## Dataset records:
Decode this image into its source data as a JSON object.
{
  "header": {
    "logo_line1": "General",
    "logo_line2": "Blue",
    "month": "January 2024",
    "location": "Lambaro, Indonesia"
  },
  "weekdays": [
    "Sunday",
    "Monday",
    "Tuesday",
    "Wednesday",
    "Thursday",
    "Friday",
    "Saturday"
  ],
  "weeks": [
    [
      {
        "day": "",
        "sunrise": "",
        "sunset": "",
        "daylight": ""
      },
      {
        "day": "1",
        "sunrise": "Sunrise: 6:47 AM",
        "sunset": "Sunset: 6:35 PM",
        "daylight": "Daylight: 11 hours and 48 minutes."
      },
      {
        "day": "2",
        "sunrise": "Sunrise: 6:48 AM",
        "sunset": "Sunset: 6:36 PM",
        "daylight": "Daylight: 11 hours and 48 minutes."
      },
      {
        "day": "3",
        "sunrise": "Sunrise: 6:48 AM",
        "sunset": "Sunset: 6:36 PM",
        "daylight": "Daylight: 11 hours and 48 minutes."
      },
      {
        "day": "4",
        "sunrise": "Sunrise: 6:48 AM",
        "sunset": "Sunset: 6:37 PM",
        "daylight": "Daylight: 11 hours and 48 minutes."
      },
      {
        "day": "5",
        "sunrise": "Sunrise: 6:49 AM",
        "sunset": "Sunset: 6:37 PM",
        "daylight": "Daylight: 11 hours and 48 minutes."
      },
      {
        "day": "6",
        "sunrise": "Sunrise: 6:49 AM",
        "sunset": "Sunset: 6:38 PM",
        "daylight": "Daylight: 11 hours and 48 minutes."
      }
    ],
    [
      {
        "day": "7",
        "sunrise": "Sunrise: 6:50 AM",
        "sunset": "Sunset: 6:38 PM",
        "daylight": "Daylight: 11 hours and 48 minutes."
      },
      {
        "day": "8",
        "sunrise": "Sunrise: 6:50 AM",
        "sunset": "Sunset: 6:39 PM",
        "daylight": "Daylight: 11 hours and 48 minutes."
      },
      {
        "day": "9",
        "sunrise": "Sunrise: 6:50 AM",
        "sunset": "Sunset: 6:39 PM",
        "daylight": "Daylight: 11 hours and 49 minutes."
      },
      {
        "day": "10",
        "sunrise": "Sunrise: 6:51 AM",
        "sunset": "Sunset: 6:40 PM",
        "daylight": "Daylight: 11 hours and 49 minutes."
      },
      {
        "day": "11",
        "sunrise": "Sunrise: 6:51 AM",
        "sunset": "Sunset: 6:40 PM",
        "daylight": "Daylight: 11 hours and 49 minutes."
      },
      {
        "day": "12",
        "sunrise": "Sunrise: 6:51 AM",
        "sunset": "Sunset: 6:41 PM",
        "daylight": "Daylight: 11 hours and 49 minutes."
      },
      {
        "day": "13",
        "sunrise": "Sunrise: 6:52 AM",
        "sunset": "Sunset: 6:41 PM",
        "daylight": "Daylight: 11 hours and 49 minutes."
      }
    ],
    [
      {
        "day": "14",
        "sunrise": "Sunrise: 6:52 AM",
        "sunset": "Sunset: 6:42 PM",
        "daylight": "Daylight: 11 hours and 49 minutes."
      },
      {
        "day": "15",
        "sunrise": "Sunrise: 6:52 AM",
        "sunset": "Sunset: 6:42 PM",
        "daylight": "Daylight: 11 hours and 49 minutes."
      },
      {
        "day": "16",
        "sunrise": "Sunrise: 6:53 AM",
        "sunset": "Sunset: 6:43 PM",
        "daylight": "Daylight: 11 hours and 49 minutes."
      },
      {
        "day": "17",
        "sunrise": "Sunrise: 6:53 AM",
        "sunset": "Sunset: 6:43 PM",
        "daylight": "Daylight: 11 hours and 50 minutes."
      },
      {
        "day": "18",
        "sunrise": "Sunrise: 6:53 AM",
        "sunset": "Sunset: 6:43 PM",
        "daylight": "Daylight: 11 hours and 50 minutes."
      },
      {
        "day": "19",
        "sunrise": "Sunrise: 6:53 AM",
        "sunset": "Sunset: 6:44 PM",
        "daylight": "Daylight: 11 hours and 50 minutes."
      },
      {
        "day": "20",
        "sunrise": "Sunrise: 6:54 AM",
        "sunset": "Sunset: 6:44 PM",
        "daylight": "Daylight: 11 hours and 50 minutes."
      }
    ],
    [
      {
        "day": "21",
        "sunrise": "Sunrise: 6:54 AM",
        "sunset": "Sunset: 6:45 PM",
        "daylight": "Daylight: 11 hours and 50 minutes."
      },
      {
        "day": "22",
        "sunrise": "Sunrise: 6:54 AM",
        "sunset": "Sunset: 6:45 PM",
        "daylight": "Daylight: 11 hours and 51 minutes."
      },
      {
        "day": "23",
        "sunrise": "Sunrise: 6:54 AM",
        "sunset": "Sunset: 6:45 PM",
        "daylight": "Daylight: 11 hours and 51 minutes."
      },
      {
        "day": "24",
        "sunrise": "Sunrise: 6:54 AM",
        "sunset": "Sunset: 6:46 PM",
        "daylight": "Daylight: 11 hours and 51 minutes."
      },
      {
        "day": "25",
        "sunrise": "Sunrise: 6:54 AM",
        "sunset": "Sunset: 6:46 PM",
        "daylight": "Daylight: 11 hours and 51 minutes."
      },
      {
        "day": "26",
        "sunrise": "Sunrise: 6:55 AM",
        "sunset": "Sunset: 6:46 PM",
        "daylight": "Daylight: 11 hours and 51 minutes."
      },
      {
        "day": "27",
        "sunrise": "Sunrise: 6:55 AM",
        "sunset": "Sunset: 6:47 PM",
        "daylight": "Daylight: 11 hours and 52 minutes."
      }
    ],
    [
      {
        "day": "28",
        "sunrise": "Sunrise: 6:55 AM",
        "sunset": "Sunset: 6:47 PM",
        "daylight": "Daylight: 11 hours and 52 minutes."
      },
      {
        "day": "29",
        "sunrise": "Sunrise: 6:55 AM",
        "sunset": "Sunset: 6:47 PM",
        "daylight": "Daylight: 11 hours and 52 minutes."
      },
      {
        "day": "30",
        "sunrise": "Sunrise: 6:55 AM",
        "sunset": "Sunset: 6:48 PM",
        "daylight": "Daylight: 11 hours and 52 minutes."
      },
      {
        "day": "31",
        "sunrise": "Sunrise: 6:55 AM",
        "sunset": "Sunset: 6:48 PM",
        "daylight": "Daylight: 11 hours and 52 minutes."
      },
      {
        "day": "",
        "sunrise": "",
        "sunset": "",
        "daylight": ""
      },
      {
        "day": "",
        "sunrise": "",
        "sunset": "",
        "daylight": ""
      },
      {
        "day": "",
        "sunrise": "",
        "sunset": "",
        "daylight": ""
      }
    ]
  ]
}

## Do this:
Set down every line of the listing above again, exactly as given.

## Exercise answer:
Decode this image into its source data as a JSON object.
{
  "header": {
    "logo_line1": "General",
    "logo_line2": "Blue",
    "month": "January 2024",
    "location": "Lambaro, Indonesia"
  },
  "weekdays": [
    "Sunday",
    "Monday",
    "Tuesday",
    "Wednesday",
    "Thursday",
    "Friday",
    "Saturday"
  ],
  "weeks": [
    [
      {
        "day": "",
        "sunrise": "",
        "sunset": "",
        "daylight": ""
      },
      {
        "day": "1",
        "sunrise": "Sunrise: 6:47 AM",
        "sunset": "Sunset: 6:35 PM",
        "daylight": "Daylight: 11 hours and 48 minutes."
      },
      {
        "day": "2",
        "sunrise": "Sunrise: 6:48 AM",
        "sunset": "Sunset: 6:36 PM",
        "daylight": "Daylight: 11 hours and 48 minutes."
      },
      {
        "day": "3",
        "sunrise": "Sunrise: 6:48 AM",
        "sunset": "Sunset: 6:36 PM",
        "daylight": "Daylight: 11 hours and 48 minutes."
      },
      {
        "day": "4",
        "sunrise": "Sunrise: 6:48 AM",
        "sunset": "Sunset: 6:37 PM",
        "daylight": "Daylight: 11 hours and 48 minutes."
      },
      {
        "day": "5",
        "sunrise": "Sunrise: 6:49 AM",
        "sunset": "Sunset: 6:37 PM",
        "daylight": "Daylight: 11 hours and 48 minutes."
      },
      {
        "day": "6",
        "sunrise": "Sunrise: 6:49 AM",
        "sunset": "Sunset: 6:38 PM",
        "daylight": "Daylight: 11 hours and 48 minutes."
      }
    ],
    [
      {
        "day": "7",
        "sunrise": "Sunrise: 6:50 AM",
        "sunset": "Sunset: 6:38 PM",
        "daylight": "Daylight: 11 hours and 48 minutes."
      },
      {
        "day": "8",
        "sunrise": "Sunrise: 6:50 AM",
        "sunset": "Sunset: 6:39 PM",
        "daylight": "Daylight: 11 hours and 48 minutes."
      },
      {
        "day": "9",
        "sunrise": "Sunrise: 6:50 AM",
        "sunset": "Sunset: 6:39 PM",
        "daylight": "Daylight: 11 hours and 49 minutes."
      },
      {
        "day": "10",
        "sunrise": "Sunrise: 6:51 AM",
        "sunset": "Sunset: 6:40 PM",
        "daylight": "Daylight: 11 hours and 49 minutes."
      },
      {
        "day": "11",
        "sunrise": "Sunrise: 6:51 AM",
        "sunset": "Sunset: 6:40 PM",
        "daylight": "Daylight: 11 hours and 49 minutes."
      },
      {
        "day": "12",
        "sunrise": "Sunrise: 6:51 AM",
        "sunset": "Sunset: 6:41 PM",
        "daylight": "Daylight: 11 hours and 49 minutes."
      },
      {
        "day": "13",
        "sunrise": "Sunrise: 6:52 AM",
        "sunset": "Sunset: 6:41 PM",
        "daylight": "Daylight: 11 hours and 49 minutes."
      }
    ],
    [
      {
        "day": "14",
        "sunrise": "Sunrise: 6:52 AM",
        "sunset": "Sunset: 6:42 PM",
        "daylight": "Daylight: 11 hours and 49 minutes."
      },
      {
        "day": "15",
        "sunrise": "Sunrise: 6:52 AM",
        "sunset": "Sunset: 6:42 PM",
        "daylight": "Daylight: 11 hours and 49 minutes."
      },
      {
        "day": "16",
        "sunrise": "Sunrise: 6:53 AM",
        "sunset": "Sunset: 6:43 PM",
        "daylight": "Daylight: 11 hours and 49 minutes."
      },
      {
        "day": "17",
        "sunrise": "Sunrise: 6:53 AM",
        "sunset": "Sunset: 6:43 PM",
        "daylight": "Daylight: 11 hours and 50 minutes."
      },
      {
        "day": "18",
        "sunrise": "Sunrise: 6:53 AM",
        "sunset": "Sunset: 6:43 PM",
        "daylight": "Daylight: 11 hours and 50 minutes."
      },
      {
        "day": "19",
        "sunrise": "Sunrise: 6:53 AM",
        "sunset": "Sunset: 6:44 PM",
        "daylight": "Daylight: 11 hours and 50 minutes."
      },
      {
        "day": "20",
        "sunrise": "Sunrise: 6:54 AM",
        "sunset": "Sunset: 6:44 PM",
        "daylight": "Daylight: 11 hours and 50 minutes."
      }
    ],
    [
      {
        "day": "21",
        "sunrise": "Sunrise: 6:54 AM",
        "sunset": "Sunset: 6:45 PM",
        "daylight": "Daylight: 11 hours and 50 minutes."
      },
      {
        "day": "22",
        "sunrise": "Sunrise: 6:54 AM",
        "sunset": "Sunset: 6:45 PM",
        "daylight": "Daylight: 11 hours and 51 minutes."
      },
      {
        "day": "23",
        "sunrise": "Sunrise: 6:54 AM",
        "sunset": "Sunset: 6:45 PM",
        "daylight": "Daylight: 11 hours and 51 minutes."
      },
      {
        "day": "24",
        "sunrise": "Sunrise: 6:54 AM",
        "sunset": "Sunset: 6:46 PM",
        "daylight": "Daylight: 11 hours and 51 minutes."
      },
      {
        "day": "25",
        "sunrise": "Sunrise: 6:54 AM",
        "sunset": "Sunset: 6:46 PM",
        "daylight": "Daylight: 11 hours and 51 minutes."
      },
      {
        "day": "26",
        "sunrise": "Sunrise: 6:55 AM",
        "sunset": "Sunset: 6:46 PM",
        "daylight": "Daylight: 11 hours and 51 minutes."
      },
      {
        "day": "27",
        "sunrise": "Sunrise: 6:55 AM",
        "sunset": "Sunset: 6:47 PM",
        "daylight": "Daylight: 11 hours and 52 minutes."
      }
    ],
    [
      {
        "day": "28",
        "sunrise": "Sunrise: 6:55 AM",
        "sunset": "Sunset: 6:47 PM",
        "daylight": "Daylight: 11 hours and 52 minutes."
      },
      {
        "day": "29",
        "sunrise": "Sunrise: 6:55 AM",
        "sunset": "Sunset: 6:47 PM",
        "daylight": "Daylight: 11 hours and 52 minutes."
      },
      {
        "day": "30",
        "sunrise": "Sunrise: 6:55 AM",
        "sunset": "Sunset: 6:48 PM",
        "daylight": "Daylight: 11 hours and 52 minutes."
      },
      {
        "day": "31",
        "sunrise": "Sunrise: 6:55 AM",
        "sunset": "Sunset: 6:48 PM",
        "daylight": "Daylight: 11 hours and 52 minutes."
      },
      {
        "day": "",
        "sunrise": "",
        "sunset": "",
        "daylight": ""
      },
      {
        "day": "",
        "sunrise": "",
        "sunset": "",
        "daylight": ""
      },
      {
        "day": "",
        "sunrise": "",
        "sunset": "",
        "daylight": ""
      }
    ]
  ]
}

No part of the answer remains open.